WHAT IS EXPECTED: State how many lines of the data contain the word "موسى", and write nothing besides the number.

Saved entries:
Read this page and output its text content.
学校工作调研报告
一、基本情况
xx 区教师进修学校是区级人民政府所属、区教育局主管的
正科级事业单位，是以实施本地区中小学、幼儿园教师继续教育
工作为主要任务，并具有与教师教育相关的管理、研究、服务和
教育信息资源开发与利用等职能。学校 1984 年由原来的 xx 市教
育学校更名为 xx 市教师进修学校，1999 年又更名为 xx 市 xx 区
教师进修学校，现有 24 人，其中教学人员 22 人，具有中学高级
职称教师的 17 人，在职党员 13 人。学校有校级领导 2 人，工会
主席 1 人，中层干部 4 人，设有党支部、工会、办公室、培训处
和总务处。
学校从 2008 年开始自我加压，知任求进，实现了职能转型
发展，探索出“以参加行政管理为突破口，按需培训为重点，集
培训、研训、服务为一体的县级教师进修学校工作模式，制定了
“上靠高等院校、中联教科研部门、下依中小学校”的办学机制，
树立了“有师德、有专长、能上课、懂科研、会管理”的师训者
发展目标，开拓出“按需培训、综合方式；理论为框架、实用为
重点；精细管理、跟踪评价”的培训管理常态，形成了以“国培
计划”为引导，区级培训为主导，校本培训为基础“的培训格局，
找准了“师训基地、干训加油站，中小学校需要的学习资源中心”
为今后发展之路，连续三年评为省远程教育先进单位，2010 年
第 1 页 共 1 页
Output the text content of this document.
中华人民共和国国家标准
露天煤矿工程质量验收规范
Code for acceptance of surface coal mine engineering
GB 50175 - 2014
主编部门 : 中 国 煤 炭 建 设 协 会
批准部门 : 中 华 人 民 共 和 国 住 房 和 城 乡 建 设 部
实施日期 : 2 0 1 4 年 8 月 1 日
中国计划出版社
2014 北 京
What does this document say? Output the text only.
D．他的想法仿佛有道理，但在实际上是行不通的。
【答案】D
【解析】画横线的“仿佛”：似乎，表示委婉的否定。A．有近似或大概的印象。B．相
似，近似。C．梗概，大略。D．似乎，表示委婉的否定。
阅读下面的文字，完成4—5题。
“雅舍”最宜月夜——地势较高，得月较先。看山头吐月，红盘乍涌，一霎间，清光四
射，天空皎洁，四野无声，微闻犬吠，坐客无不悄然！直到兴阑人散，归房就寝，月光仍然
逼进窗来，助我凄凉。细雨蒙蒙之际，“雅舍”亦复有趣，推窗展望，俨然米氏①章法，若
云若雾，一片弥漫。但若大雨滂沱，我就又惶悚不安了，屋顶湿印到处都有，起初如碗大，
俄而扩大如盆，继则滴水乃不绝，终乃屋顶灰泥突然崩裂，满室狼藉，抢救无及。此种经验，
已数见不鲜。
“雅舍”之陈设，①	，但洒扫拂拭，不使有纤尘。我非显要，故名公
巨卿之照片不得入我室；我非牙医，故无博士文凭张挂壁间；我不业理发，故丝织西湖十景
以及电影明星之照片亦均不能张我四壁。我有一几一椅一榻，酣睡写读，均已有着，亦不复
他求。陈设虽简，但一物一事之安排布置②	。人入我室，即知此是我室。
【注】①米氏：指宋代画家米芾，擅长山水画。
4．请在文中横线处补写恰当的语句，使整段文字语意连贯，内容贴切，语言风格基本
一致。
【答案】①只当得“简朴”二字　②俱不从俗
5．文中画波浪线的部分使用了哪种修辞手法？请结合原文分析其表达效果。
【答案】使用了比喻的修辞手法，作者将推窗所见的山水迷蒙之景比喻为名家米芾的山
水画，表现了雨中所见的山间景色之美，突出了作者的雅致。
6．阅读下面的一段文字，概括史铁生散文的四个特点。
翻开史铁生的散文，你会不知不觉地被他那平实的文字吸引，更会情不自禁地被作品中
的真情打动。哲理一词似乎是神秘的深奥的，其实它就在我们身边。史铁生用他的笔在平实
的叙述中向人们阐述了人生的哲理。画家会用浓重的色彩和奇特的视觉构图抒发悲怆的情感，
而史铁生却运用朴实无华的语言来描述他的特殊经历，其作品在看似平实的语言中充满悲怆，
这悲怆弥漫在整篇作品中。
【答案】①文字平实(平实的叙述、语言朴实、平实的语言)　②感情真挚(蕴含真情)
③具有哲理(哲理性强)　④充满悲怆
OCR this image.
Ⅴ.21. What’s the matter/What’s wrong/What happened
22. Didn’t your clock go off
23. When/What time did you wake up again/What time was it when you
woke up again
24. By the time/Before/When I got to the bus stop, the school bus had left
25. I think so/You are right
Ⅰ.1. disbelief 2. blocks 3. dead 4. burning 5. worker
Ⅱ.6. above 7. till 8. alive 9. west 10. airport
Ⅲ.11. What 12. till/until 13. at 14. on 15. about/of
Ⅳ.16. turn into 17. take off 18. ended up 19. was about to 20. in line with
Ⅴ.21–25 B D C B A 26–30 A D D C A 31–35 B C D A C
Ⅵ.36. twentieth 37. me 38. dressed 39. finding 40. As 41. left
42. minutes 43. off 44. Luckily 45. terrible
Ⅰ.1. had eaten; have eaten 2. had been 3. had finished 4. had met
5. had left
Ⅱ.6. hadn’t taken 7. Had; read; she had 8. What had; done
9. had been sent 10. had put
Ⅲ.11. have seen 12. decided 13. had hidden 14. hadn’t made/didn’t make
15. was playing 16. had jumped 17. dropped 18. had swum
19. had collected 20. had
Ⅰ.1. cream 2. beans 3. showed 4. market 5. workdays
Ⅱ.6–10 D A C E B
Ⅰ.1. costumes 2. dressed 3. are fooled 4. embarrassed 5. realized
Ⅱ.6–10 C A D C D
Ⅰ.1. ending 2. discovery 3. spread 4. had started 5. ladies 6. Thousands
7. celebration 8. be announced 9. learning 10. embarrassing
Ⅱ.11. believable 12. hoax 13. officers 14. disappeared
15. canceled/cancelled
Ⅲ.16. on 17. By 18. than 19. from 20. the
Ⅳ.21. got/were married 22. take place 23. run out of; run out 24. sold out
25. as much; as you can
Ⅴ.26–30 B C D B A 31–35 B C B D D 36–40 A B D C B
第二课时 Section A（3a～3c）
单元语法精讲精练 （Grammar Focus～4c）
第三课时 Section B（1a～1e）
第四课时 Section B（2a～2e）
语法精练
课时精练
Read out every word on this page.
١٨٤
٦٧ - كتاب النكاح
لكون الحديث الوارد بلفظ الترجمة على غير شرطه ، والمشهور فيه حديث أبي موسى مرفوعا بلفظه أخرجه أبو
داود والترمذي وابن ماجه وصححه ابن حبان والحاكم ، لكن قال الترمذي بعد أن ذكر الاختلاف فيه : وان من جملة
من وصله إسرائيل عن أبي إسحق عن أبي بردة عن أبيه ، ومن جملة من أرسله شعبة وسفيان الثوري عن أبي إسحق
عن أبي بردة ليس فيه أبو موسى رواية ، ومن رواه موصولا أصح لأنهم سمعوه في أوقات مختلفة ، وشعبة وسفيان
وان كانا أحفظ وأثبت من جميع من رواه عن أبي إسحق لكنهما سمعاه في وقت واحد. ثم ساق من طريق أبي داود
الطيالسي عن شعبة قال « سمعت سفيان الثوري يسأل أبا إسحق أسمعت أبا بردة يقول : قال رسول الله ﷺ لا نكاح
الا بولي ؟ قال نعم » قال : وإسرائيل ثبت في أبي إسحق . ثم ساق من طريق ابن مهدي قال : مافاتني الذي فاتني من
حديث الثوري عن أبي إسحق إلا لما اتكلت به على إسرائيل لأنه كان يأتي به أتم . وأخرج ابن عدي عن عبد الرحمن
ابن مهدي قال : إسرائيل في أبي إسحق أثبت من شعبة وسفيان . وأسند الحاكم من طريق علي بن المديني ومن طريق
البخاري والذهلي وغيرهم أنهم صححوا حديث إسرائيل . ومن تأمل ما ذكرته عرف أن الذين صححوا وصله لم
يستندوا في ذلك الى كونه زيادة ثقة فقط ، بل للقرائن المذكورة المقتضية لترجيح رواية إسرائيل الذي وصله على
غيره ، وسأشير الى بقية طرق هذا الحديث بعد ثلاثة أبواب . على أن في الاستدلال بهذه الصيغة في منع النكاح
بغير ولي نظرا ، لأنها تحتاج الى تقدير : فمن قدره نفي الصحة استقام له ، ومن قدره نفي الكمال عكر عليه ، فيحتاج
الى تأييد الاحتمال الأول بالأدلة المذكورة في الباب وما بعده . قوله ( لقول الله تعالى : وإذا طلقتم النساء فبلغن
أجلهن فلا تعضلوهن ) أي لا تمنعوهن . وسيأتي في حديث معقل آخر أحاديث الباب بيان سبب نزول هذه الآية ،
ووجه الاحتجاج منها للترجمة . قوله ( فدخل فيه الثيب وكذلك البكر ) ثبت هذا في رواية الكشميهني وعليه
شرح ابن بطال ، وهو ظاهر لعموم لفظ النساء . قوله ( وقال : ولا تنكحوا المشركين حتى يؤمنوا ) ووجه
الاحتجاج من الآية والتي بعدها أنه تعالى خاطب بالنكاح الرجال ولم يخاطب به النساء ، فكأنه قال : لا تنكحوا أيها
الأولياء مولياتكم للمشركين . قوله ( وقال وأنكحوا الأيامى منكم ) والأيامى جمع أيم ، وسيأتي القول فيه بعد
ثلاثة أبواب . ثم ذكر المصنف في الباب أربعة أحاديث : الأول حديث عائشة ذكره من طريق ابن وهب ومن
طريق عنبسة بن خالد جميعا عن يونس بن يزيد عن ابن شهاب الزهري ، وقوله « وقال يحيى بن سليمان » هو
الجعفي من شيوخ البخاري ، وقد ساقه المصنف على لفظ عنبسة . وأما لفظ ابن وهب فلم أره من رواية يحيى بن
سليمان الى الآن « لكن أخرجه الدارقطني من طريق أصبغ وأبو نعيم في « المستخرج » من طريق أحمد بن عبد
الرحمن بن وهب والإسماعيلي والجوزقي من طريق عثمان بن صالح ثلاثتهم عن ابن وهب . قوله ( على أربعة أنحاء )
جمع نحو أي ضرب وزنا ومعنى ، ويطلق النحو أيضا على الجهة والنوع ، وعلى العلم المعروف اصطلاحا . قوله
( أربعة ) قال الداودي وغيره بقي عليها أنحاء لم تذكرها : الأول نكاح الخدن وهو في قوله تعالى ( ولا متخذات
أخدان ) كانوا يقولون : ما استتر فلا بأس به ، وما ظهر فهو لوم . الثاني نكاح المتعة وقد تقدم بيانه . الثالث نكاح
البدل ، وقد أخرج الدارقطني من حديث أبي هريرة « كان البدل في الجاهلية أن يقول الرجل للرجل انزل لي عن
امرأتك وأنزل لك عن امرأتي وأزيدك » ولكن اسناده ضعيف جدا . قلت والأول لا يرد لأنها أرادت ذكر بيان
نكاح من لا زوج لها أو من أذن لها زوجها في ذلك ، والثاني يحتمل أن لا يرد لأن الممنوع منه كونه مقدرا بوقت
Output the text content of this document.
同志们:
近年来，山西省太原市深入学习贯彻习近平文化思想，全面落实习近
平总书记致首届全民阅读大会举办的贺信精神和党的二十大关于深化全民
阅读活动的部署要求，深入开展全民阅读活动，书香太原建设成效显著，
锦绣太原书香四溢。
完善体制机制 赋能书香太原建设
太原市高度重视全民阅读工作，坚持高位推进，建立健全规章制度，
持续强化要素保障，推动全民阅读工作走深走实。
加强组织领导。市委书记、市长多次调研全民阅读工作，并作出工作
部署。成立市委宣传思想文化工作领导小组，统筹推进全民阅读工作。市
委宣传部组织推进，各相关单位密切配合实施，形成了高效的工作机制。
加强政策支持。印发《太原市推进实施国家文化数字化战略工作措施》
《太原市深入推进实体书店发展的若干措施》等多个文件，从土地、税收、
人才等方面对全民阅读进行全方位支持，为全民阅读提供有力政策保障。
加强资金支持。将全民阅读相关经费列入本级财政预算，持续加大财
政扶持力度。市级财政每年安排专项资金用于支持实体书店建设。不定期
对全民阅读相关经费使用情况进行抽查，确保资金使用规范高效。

WRITTEN RESPONSE: 2